• _Rows_:
__________________________________________________
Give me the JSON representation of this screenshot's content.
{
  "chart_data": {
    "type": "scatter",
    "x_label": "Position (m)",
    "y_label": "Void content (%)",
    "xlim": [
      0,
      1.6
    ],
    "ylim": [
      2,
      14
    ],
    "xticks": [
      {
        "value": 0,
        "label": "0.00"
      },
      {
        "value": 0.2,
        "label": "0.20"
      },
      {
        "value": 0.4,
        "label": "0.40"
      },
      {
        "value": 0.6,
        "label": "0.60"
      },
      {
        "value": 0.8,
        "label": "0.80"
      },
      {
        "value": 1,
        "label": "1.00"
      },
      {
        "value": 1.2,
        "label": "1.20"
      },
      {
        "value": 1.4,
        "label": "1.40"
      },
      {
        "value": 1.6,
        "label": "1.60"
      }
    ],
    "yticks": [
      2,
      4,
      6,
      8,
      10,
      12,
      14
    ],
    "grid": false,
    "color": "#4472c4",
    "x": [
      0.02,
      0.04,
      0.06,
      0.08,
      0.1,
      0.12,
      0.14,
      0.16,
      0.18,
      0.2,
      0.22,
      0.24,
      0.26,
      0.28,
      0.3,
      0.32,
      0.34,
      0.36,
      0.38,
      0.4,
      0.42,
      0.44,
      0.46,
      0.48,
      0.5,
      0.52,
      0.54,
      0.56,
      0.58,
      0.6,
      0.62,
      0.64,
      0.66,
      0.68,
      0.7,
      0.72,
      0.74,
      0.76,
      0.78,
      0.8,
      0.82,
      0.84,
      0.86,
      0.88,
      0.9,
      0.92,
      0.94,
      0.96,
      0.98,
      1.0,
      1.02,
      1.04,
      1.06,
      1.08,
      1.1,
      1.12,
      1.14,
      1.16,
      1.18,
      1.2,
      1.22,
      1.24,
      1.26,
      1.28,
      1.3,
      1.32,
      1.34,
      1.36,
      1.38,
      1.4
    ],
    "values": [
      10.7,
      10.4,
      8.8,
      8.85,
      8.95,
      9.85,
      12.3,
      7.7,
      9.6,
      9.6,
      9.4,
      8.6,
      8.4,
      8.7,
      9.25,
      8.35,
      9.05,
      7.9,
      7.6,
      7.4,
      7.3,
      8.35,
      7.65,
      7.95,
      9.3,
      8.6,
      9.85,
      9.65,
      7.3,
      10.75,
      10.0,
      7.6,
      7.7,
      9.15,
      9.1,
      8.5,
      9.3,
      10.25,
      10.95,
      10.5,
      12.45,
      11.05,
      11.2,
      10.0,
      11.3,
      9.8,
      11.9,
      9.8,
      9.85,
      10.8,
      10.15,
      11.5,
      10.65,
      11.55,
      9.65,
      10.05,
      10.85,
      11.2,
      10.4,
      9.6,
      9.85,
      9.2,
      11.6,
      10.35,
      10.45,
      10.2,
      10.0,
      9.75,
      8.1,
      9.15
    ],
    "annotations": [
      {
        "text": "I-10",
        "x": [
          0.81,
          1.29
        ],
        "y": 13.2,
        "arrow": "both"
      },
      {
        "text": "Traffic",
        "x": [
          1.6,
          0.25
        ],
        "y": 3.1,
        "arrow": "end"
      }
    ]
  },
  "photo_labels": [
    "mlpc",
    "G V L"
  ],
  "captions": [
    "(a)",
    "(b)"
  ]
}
__________________________________________________
• _Your objective_:
Using the entries above, tally how many lines have the word "content" in them; write the number and nothing more.

• _Answer_:
2